Problem requirements
Go through the material below and copy all lines with "pour".

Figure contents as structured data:
"""

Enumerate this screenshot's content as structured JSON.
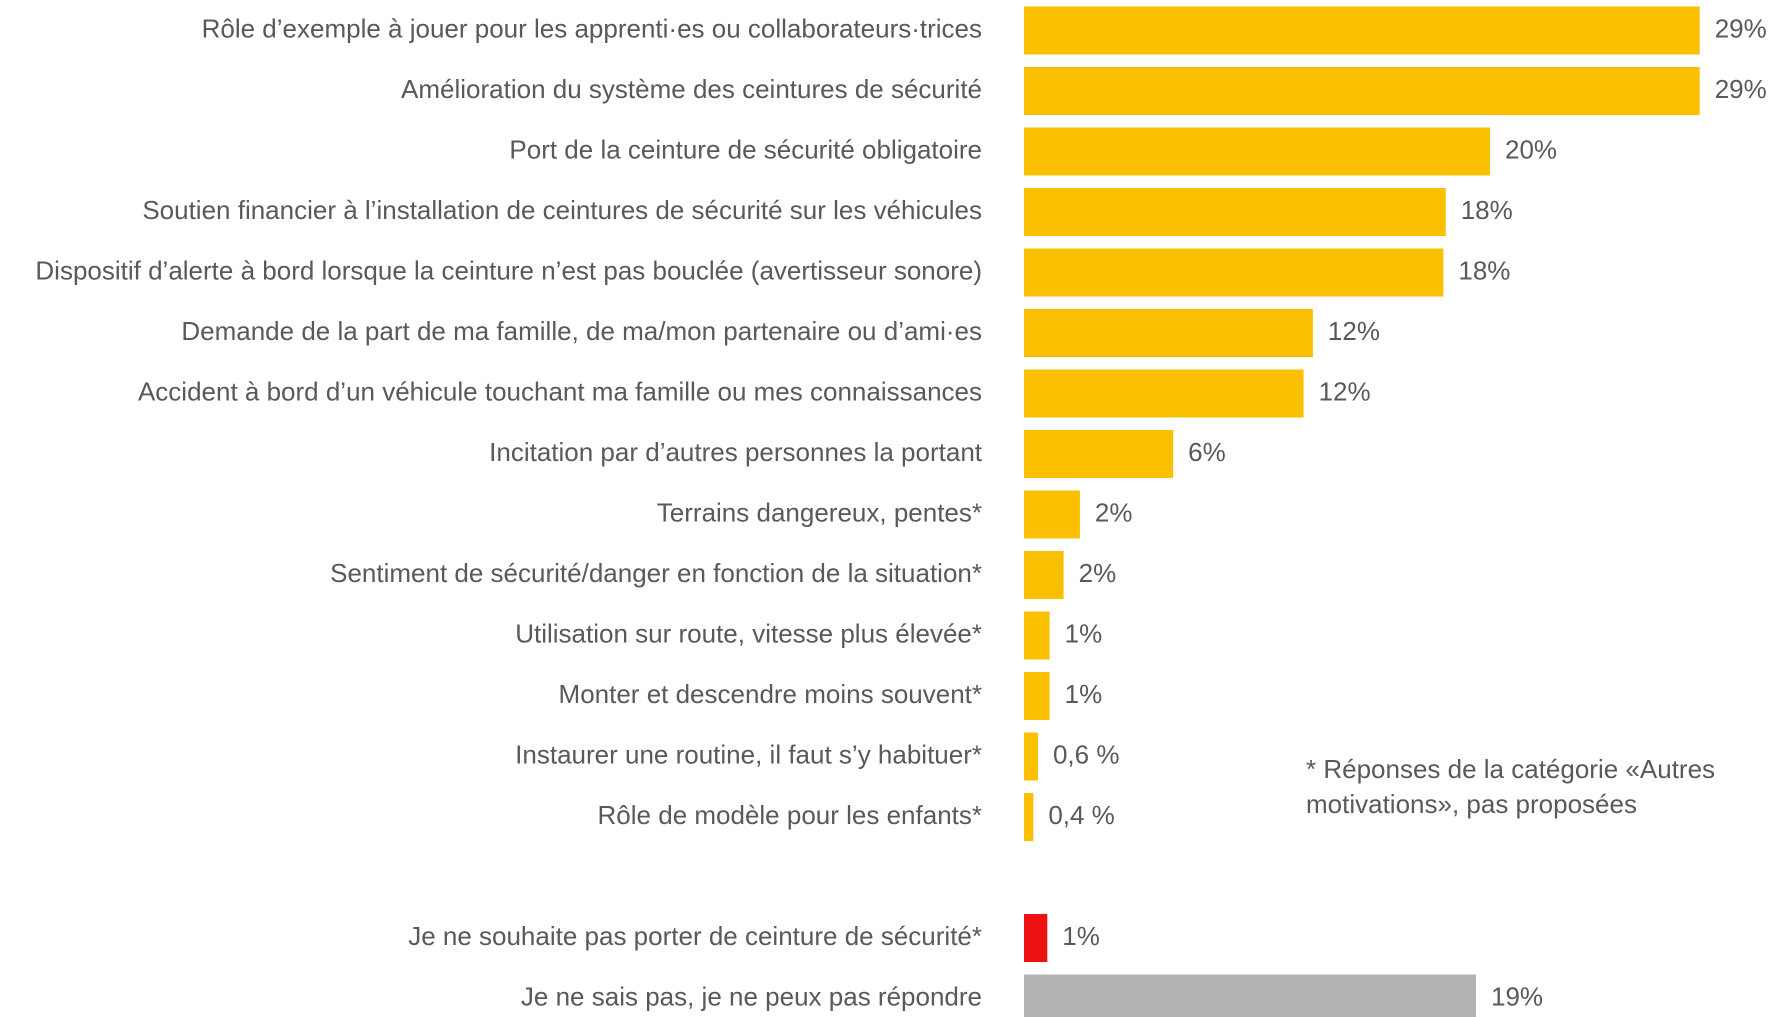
{
  "chart_data": {
    "type": "barh",
    "categories": [
      "Rôle d’exemple à jouer pour les apprenti·es ou collaborateurs·trices",
      "Amélioration du système des ceintures de sécurité",
      "Port de la ceinture de sécurité obligatoire",
      "Soutien financier à l’installation de ceintures de sécurité sur les véhicules",
      "Dispositif d’alerte à bord lorsque la ceinture n’est pas bouclée (avertisseur sonore)",
      "Demande de la part de ma famille, de ma/mon partenaire ou d’ami·es",
      "Accident à bord d’un véhicule touchant ma famille ou mes connaissances",
      "Incitation par d’autres personnes la portant",
      "Terrains dangereux, pentes*",
      "Sentiment de sécurité/danger en fonction de la situation*",
      "Utilisation sur route, vitesse plus élevée*",
      "Monter et descendre moins souvent*",
      "Instaurer une routine, il faut s’y habituer*",
      "Rôle de modèle pour les enfants*",
      "Je ne souhaite pas porter de ceinture de sécurité*",
      "Je ne sais pas, je ne peux pas répondre"
    ],
    "values": [
      29,
      29,
      20,
      18.1,
      18,
      12.4,
      12,
      6.4,
      2.4,
      1.7,
      1.1,
      1.1,
      0.6,
      0.4,
      1,
      19.4
    ],
    "value_labels": [
      "29%",
      "29%",
      "20%",
      "18%",
      "18%",
      "12%",
      "12%",
      "6%",
      "2%",
      "2%",
      "1%",
      "1%",
      "0,6 %",
      "0,4 %",
      "1%",
      "19%"
    ],
    "colors": [
      "#fac000",
      "#fac000",
      "#fac000",
      "#fac000",
      "#fac000",
      "#fac000",
      "#fac000",
      "#fac000",
      "#fac000",
      "#fac000",
      "#fac000",
      "#fac000",
      "#fac000",
      "#fac000",
      "#ee1111",
      "#b3b3b3"
    ],
    "annotation": "* Réponses de la catégorie «Autres motivations», pas proposées"
  }
}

"""

Exercise result
      "Rôle d’exemple à jouer pour les apprenti·es ou collaborateurs·trices",
      "Rôle de modèle pour les enfants*",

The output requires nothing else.